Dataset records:
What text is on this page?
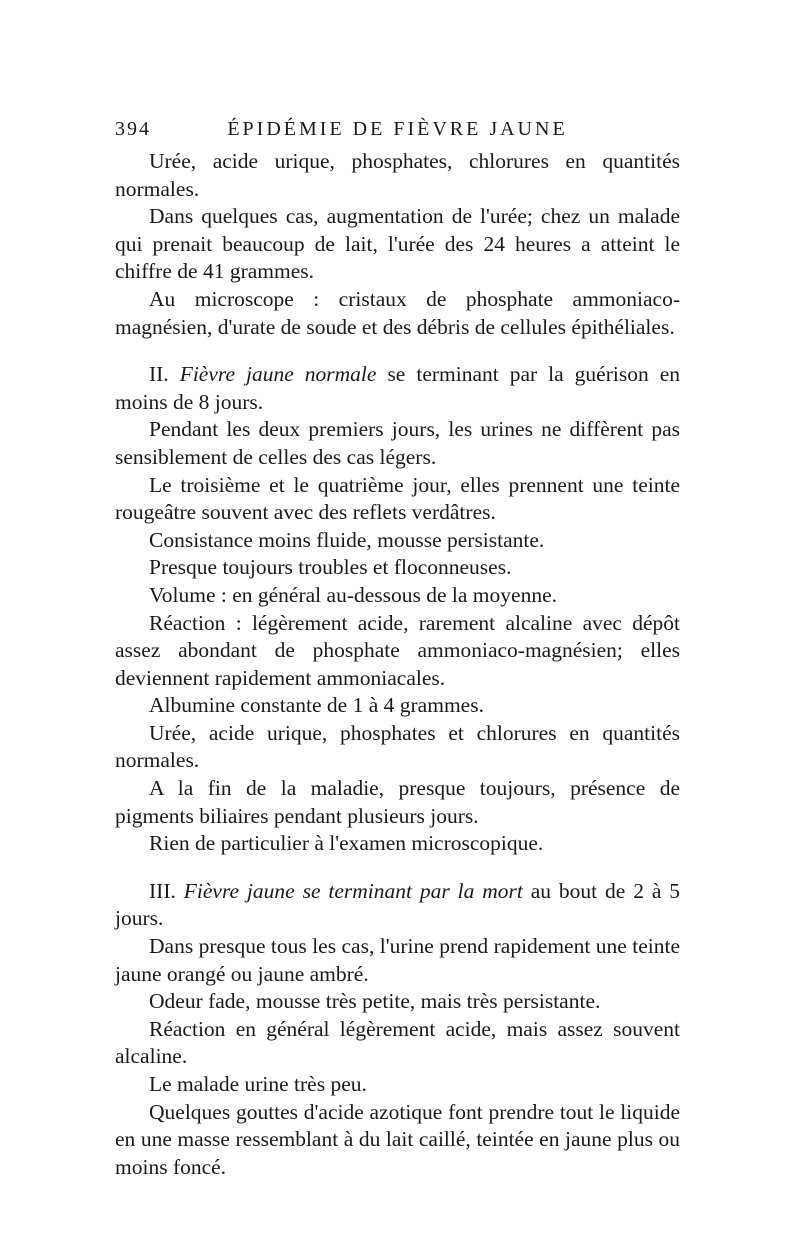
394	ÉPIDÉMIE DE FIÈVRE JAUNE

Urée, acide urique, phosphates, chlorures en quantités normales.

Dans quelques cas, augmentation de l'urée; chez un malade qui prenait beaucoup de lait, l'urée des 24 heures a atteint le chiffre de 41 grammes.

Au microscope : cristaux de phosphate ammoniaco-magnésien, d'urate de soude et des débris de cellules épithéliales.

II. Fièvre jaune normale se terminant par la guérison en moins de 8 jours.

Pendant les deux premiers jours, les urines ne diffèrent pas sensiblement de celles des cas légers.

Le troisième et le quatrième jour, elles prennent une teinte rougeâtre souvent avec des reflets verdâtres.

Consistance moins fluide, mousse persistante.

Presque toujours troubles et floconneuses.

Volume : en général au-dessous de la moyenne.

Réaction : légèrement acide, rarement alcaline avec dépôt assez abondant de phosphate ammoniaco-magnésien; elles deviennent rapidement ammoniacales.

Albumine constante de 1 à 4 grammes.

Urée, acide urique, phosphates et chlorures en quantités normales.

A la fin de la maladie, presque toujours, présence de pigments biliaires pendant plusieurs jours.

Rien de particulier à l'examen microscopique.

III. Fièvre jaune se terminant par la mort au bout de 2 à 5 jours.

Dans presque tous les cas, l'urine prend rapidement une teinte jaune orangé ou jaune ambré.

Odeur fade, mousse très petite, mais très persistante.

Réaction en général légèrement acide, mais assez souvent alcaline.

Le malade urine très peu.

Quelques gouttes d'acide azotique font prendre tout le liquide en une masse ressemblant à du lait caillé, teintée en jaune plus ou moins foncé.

To be done:
Repeat all of the data above word for word, minus the pictures.

The output:
What text is on this page?
394	ÉPIDÉMIE DE FIÈVRE JAUNE

Urée, acide urique, phosphates, chlorures en quantités normales.

Dans quelques cas, augmentation de l'urée; chez un malade qui prenait beaucoup de lait, l'urée des 24 heures a atteint le chiffre de 41 grammes.

Au microscope : cristaux de phosphate ammoniaco-magnésien, d'urate de soude et des débris de cellules épithéliales.

II. Fièvre jaune normale se terminant par la guérison en moins de 8 jours.

Pendant les deux premiers jours, les urines ne diffèrent pas sensiblement de celles des cas légers.

Le troisième et le quatrième jour, elles prennent une teinte rougeâtre souvent avec des reflets verdâtres.

Consistance moins fluide, mousse persistante.

Presque toujours troubles et floconneuses.

Volume : en général au-dessous de la moyenne.

Réaction : légèrement acide, rarement alcaline avec dépôt assez abondant de phosphate ammoniaco-magnésien; elles deviennent rapidement ammoniacales.

Albumine constante de 1 à 4 grammes.

Urée, acide urique, phosphates et chlorures en quantités normales.

A la fin de la maladie, presque toujours, présence de pigments biliaires pendant plusieurs jours.

Rien de particulier à l'examen microscopique.

III. Fièvre jaune se terminant par la mort au bout de 2 à 5 jours.

Dans presque tous les cas, l'urine prend rapidement une teinte jaune orangé ou jaune ambré.

Odeur fade, mousse très petite, mais très persistante.

Réaction en général légèrement acide, mais assez souvent alcaline.

Le malade urine très peu.

Quelques gouttes d'acide azotique font prendre tout le liquide en une masse ressemblant à du lait caillé, teintée en jaune plus ou moins foncé.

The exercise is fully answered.